→ Tasks for this exercise:
1/ In the cache pseudo-locking email, swap "resctrl" for "the resctrl filesystem" and write out everything from "I can surely" down to "to the cache.".
2/ Extend the cache pseudo-locking email beyond its final sentence.

------ Source text ------

Re: [PATCH 0/2] x86/intel_rdt and perf/x86: Fix lack of coordination with perf

From: Reinette Chatre
Date: Fri Aug 03 2018 - 14:39:13 EST


Hi Peter,

On 8/3/2018 8:25 AM, Peter Zijlstra wrote:
> On Fri, Aug 03, 2018 at 08:18:09AM -0700, Reinette Chatre wrote:
>> You state that you understand what we are trying to do and I hope that I
>> convinced you that we are not able to accomplish the same by following
>> your guidance.
>
> No, I said I understood your pmc reserve patch and its implications.
>
> I have no clue what you're trying to do with resctl, nor why you think
> this is not feasible with perf. And if it really is not feasible, you'll
> have to live without it.

I can surely provide the details on what we are doing with resctrl and
elaborate more on why this is not feasible with the full perf kernel API.

In summary:
Building on top of Cache Allocation Technology (CAT) we load a portion
of memory into a specified region of cache. After the region of cache
obtained its data it (the cache region) is configured (via CAT) to only
serve cache hits - this pre-loaded memory cannot be evicted from the
cache. We call this "cache pseudo-locking" - the memory has been
"pseudo-locked" to the cache.

To measure how successful the pseudo-locking of the memory is we can use
the precision capable performance events on our platforms: start the
cache hits and miss counters, read the pseudo-locked memory, stop the
counters. This measurement is done with interrupts and hardware
prefetchers disabled to ensure that _only_ access to the pseudo-locked
memory is measured.

Any additional code or data accessed either by the counter management or
even by the loops reading the memory itself can contribute to cache
hits/misses measured for that instead of the memory we are trying to access.

------ Supplied information ------

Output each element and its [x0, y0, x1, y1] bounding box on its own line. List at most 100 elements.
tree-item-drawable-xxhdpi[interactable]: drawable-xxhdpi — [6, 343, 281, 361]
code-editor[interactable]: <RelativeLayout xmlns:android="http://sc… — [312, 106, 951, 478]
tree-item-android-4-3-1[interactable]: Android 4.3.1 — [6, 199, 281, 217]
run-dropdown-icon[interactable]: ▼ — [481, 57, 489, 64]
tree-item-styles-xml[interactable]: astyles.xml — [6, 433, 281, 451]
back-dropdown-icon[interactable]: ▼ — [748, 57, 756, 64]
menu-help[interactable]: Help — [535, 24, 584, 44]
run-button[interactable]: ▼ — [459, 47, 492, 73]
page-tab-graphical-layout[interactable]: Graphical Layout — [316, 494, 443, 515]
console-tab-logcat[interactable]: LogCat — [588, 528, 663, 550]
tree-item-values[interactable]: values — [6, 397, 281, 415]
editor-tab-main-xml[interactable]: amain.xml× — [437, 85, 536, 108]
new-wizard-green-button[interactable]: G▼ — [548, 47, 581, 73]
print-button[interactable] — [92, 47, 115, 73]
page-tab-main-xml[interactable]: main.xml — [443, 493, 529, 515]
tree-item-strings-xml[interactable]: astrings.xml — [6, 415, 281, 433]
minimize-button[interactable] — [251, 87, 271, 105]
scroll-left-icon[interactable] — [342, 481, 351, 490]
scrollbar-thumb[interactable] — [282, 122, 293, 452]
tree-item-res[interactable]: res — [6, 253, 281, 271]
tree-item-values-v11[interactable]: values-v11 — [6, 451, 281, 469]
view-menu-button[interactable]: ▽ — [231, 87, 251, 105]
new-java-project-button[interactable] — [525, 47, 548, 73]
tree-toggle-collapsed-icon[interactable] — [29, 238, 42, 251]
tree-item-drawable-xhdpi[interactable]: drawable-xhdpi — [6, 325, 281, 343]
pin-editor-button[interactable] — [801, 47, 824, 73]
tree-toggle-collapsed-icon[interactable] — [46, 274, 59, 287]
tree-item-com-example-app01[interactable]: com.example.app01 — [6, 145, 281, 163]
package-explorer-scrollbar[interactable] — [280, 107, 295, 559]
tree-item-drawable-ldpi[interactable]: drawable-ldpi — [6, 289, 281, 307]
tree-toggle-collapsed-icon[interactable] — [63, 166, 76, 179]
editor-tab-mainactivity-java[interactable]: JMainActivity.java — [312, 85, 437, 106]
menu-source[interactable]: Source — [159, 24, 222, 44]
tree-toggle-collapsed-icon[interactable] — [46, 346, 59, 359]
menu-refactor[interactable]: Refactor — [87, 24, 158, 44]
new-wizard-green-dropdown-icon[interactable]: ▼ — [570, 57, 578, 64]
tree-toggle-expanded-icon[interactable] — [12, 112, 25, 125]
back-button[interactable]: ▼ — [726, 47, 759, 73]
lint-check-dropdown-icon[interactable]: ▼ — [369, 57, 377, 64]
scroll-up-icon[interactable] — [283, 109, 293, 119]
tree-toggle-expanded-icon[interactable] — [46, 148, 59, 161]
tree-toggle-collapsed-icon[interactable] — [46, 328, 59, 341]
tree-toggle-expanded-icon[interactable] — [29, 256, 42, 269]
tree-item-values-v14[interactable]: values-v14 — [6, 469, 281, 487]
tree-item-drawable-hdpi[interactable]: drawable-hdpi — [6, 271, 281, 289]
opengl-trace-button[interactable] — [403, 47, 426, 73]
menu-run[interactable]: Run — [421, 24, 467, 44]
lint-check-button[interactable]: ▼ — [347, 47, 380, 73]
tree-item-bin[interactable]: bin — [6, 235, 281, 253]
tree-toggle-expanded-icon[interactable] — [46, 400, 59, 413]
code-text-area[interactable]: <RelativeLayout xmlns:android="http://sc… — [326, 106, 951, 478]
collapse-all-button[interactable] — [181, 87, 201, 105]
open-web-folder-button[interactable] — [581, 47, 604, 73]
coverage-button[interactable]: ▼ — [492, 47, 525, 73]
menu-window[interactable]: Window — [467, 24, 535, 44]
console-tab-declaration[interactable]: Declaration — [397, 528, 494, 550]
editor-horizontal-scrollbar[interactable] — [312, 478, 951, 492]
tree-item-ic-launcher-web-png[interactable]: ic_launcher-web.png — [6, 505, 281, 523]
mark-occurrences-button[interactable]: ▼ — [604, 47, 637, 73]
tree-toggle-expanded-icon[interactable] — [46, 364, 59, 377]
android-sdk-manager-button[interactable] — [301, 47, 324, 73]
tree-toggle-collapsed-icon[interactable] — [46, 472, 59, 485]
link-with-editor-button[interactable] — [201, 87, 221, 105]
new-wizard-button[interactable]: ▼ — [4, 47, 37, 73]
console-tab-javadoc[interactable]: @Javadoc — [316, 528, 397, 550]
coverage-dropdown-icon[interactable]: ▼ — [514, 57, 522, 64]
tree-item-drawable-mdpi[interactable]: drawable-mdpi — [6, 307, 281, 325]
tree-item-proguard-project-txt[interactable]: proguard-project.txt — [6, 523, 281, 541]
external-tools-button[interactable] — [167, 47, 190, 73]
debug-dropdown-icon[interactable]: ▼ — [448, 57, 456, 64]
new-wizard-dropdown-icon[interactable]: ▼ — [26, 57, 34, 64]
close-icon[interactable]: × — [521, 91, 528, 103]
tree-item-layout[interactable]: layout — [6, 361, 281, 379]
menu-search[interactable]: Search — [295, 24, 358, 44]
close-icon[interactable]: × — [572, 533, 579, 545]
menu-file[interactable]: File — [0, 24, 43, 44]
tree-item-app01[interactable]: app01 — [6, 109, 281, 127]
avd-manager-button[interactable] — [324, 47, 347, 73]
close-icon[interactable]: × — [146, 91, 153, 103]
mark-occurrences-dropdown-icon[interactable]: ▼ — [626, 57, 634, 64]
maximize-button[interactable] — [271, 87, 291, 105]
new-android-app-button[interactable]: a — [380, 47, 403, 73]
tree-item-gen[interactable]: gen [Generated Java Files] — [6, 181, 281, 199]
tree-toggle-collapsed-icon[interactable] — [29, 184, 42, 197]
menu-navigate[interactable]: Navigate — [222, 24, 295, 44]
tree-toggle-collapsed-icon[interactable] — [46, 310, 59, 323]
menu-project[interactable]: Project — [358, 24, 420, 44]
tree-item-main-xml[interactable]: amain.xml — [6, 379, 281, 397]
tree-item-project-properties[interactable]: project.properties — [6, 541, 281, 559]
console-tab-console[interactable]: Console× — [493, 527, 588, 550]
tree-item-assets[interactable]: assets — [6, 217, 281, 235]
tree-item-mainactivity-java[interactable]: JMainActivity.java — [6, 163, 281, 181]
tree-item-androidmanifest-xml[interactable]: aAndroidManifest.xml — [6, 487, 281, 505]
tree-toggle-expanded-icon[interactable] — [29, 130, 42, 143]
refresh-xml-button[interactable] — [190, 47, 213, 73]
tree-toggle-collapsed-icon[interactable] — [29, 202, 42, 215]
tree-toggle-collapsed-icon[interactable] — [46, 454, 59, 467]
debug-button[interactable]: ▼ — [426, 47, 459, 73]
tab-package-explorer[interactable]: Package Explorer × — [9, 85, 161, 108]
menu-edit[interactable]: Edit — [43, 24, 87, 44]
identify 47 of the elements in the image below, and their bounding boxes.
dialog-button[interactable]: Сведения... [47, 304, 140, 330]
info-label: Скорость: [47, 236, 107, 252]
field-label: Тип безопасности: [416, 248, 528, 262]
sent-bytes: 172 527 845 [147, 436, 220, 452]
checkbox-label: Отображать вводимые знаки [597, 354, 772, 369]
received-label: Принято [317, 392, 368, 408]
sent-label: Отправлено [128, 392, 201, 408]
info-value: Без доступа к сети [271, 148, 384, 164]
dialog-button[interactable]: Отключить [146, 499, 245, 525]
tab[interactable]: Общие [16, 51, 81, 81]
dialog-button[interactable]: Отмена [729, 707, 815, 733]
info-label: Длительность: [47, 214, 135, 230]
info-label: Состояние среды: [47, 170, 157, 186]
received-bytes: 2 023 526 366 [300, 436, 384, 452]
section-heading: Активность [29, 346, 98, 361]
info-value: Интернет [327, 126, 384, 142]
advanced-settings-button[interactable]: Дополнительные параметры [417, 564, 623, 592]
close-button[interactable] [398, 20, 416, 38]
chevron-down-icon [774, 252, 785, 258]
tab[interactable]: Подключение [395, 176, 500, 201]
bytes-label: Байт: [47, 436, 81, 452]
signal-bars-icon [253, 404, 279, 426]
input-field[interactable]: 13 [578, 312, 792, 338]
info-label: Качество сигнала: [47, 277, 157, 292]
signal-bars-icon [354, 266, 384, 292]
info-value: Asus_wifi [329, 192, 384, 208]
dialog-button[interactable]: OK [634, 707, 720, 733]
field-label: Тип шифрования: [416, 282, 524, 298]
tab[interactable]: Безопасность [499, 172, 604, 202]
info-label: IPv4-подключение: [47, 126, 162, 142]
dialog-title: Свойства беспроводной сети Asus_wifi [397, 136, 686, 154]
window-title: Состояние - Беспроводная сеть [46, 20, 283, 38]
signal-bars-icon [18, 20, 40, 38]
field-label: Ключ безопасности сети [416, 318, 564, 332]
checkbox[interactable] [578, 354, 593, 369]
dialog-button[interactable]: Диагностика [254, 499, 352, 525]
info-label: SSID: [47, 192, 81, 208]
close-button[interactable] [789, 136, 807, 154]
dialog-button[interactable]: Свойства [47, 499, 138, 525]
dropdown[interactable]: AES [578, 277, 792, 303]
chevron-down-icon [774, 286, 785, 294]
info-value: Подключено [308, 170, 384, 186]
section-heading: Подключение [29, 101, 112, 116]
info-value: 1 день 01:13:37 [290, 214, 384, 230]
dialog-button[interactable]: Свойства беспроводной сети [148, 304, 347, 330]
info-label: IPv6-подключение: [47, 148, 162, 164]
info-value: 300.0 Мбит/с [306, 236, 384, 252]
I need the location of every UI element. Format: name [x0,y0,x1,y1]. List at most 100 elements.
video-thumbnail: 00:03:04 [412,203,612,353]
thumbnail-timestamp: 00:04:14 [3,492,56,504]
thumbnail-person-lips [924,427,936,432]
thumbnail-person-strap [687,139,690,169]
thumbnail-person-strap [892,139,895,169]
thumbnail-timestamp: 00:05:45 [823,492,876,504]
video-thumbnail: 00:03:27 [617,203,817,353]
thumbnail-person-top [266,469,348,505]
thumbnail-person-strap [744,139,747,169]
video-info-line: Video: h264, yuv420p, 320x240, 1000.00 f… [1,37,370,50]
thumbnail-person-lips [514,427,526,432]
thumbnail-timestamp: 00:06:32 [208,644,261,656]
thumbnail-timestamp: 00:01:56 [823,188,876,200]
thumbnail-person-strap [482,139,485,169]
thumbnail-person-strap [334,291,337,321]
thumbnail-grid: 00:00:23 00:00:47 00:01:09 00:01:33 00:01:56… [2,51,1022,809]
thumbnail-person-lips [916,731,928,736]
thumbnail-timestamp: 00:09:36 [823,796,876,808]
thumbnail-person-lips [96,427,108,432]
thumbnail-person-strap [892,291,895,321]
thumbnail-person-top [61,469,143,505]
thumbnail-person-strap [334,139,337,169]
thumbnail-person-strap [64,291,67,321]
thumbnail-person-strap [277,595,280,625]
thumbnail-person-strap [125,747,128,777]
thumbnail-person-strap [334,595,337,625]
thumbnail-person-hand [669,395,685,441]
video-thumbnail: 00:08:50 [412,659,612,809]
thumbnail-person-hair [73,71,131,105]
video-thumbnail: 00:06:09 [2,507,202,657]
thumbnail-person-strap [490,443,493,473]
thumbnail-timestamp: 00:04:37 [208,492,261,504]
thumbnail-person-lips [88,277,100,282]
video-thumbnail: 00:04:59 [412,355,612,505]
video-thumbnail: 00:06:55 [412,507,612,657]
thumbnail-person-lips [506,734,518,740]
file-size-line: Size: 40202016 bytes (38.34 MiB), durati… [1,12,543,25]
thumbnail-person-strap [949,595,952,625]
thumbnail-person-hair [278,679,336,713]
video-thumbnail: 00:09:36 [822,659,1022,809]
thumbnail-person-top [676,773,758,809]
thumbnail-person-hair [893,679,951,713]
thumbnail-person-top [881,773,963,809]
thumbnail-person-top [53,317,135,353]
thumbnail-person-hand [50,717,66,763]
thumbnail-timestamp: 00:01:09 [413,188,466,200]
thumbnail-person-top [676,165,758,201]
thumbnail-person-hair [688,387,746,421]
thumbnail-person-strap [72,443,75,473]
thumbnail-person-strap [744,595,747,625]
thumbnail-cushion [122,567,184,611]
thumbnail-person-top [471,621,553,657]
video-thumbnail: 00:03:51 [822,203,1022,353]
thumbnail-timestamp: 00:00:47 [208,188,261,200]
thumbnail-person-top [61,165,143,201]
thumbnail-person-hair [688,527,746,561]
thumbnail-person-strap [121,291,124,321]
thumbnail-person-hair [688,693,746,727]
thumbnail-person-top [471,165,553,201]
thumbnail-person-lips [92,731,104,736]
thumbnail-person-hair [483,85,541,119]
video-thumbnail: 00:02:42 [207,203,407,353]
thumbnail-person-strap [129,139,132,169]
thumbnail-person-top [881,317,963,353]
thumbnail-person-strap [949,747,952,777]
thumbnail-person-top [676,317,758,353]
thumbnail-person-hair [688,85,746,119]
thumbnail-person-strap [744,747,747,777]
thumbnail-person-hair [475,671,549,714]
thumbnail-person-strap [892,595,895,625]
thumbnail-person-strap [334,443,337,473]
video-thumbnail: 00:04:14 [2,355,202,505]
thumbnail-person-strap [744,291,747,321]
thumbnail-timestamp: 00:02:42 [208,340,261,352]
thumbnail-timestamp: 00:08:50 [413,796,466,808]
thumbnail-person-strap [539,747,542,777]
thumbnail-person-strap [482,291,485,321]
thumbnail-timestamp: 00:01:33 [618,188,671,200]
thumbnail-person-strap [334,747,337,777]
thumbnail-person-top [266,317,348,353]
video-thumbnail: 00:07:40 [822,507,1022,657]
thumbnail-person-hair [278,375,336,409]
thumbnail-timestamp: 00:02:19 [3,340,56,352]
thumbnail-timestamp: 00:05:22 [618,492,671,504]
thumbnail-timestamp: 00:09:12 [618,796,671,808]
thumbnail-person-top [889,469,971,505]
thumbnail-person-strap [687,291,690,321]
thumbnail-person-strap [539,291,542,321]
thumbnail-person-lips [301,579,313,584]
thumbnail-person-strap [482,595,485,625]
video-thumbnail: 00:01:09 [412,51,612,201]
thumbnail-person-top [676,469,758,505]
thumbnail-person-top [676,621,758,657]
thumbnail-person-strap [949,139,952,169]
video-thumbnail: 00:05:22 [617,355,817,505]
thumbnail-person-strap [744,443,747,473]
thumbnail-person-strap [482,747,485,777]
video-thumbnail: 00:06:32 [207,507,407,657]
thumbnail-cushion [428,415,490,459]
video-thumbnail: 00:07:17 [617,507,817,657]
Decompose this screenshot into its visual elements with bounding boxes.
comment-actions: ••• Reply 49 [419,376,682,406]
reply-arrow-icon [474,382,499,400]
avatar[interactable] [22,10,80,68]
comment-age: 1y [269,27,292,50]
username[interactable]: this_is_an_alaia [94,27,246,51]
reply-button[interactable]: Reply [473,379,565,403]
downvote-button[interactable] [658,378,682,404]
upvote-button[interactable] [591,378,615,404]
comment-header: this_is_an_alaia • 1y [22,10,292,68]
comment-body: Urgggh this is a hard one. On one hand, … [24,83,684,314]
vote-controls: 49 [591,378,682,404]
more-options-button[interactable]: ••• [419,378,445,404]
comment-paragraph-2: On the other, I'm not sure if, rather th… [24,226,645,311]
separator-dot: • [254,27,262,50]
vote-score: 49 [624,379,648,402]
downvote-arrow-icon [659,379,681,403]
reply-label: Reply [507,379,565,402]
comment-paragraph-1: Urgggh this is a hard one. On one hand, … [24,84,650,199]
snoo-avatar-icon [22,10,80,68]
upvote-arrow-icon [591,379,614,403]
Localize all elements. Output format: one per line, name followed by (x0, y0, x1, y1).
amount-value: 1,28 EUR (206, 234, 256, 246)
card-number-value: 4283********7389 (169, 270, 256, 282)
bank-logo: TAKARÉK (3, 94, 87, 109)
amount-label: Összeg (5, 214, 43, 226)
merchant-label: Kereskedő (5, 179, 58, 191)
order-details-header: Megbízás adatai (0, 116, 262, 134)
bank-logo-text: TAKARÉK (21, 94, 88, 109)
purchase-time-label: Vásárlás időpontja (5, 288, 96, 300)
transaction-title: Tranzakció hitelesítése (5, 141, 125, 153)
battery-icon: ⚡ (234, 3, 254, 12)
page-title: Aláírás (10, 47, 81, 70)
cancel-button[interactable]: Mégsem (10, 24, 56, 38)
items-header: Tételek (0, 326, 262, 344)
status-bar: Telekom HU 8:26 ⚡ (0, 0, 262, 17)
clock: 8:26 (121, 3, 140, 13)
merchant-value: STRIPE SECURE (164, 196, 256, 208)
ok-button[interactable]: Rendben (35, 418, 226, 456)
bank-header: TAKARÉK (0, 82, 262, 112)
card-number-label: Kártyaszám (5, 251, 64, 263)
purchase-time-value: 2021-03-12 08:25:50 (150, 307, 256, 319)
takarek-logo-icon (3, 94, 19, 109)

------

→ Answers provided:
1/
I can surely provide the details on what we are doing with the resctrl filesystem and
elaborate more on why this is not feasible with the full perf kernel API.

In summary:
Building on top of Cache Allocation Technology (CAT) we load a portion
of memory into a specified region of cache. After the region of cache
obtained its data it (the cache region) is configured (via CAT) to only
serve cache hits - this pre-loaded memory cannot be evicted from the
cache. We call this "cache pseudo-locking" - the memory has been
"pseudo-locked" to the cache.

2/
Even within the current measurement code we had to take a lot of care to
not use, for example, pointers to obtain information about the memory to
be measured. The information had to be local variables.

Looking at if we were to build on top of the kernel perf event API
(perf_event_create_kernel_counter(), perf_event_enable(),
perf_event_disable(), ...). Just looking at perf_event_enable() -
ideally this would be as lean as possible to only enable the event and
not result in itself contributing the the measurement. First, the
enabling of the event is not as lean to fulfill this requirement since
it executes more code after the event was actually enabled. Also, the
code relies on a mutex so we cannot use it with interrupts disabled.

We have two types of customers of this feature: those who require very
low latency and those who require high determinism. In either case a
measured cache miss is of concern to them and our goal is to provide a
memory region for which the number of cache misses can be demonstrated.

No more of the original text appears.